## What the exercise asks
Copy all lines that contain the word "following".
-- START OF Source material --
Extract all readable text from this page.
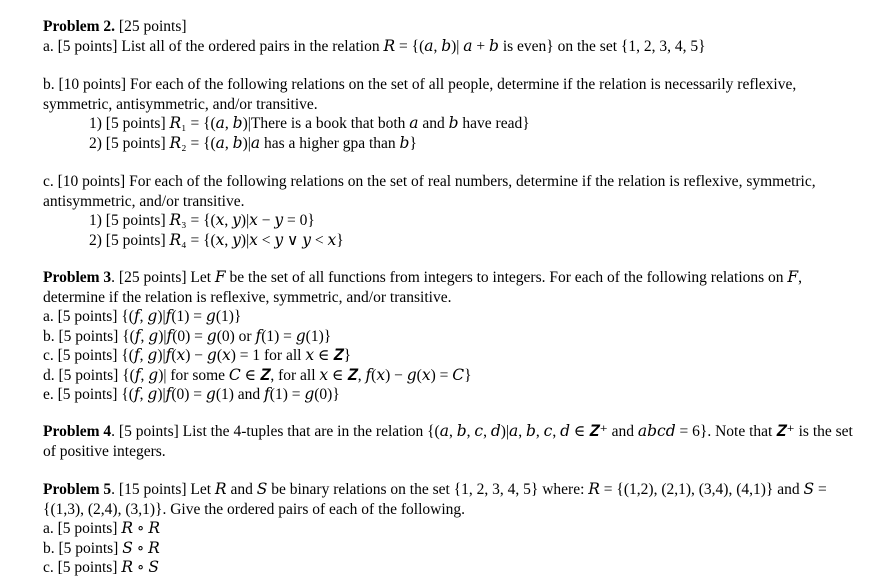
Problem 2. [25 points]
a. [5 points] List all of the ordered pairs in the relation 𝑅 = {(𝑎, 𝑏)| 𝑎 + 𝑏 is even} on the set {1, 2, 3, 4, 5}
b. [10 points] For each of the following relations on the set of all people, determine if the relation is necessarily reflexive, symmetric, antisymmetric, and/or transitive.
1) [5 points] 𝑅₁ = {(𝑎, 𝑏)|There is a book that both 𝑎 and 𝑏 have read}
2) [5 points] 𝑅₂ = {(𝑎, 𝑏)|𝑎 has a higher gpa than 𝑏}
c. [10 points] For each of the following relations on the set of real numbers, determine if the relation is reflexive, symmetric, antisymmetric, and/or transitive.
1) [5 points] 𝑅₃ = {(𝑥, 𝑦)|𝑥 − 𝑦 = 0}
2) [5 points] 𝑅₄ = {(𝑥, 𝑦)|𝑥 < 𝑦 ∨ 𝑦 < 𝑥}
Problem 3. [25 points] Let 𝐹 be the set of all functions from integers to integers. For each of the following relations on 𝐹, determine if the relation is reflexive, symmetric, and/or transitive.
a. [5 points] {(𝑓, 𝑔)|𝑓(1) = 𝑔(1)}
b. [5 points] {(𝑓, 𝑔)|𝑓(0) = 𝑔(0) or 𝑓(1) = 𝑔(1)}
c. [5 points] {(𝑓, 𝑔)|𝑓(𝑥) − 𝑔(𝑥) = 1 for all 𝑥 ∈ 𝒁}
d. [5 points] {(𝑓, 𝑔)| for some 𝐶 ∈ 𝒁, for all 𝑥 ∈ 𝒁, 𝑓(𝑥) − 𝑔(𝑥) = 𝐶}
e. [5 points] {(𝑓, 𝑔)|𝑓(0) = 𝑔(1) and 𝑓(1) = 𝑔(0)}
Problem 4. [5 points] List the 4-tuples that are in the relation {(𝑎, 𝑏, 𝑐, 𝑑)|𝑎, 𝑏, 𝑐, 𝑑 ∈ 𝒁⁺ and 𝑎𝑏𝑐𝑑 = 6}. Note that 𝒁⁺ is the set of positive integers.
Problem 5. [15 points] Let 𝑅 and 𝑆 be binary relations on the set {1, 2, 3, 4, 5} where: 𝑅 = {(1,2), (2,1), (3,4), (4,1)} and 𝑆 = {(1,3), (2,4), (3,1)}. Give the ordered pairs of each of the following.
a. [5 points] 𝑅 ∘ 𝑅
b. [5 points] 𝑆 ∘ 𝑅
c. [5 points] 𝑅 ∘ 𝑆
-- END OF Source material --
## Complete output
b. [10 points] For each of the following relations on the set of all people, determine if the relation is necessarily reflexive, symmetric, antisymmetric, and/or transitive.
c. [10 points] For each of the following relations on the set of real numbers, determine if the relation is reflexive, symmetric, antisymmetric, and/or transitive.
Problem 3. [25 points] Let 𝐹 be the set of all functions from integers to integers. For each of the following relations on 𝐹, determine if the relation is reflexive, symmetric, and/or transitive.
Problem 5. [15 points] Let 𝑅 and 𝑆 be binary relations on the set {1, 2, 3, 4, 5} where: 𝑅 = {(1,2), (2,1), (3,4), (4,1)} and 𝑆 = {(1,3), (2,4), (3,1)}. Give the ordered pairs of each of the following.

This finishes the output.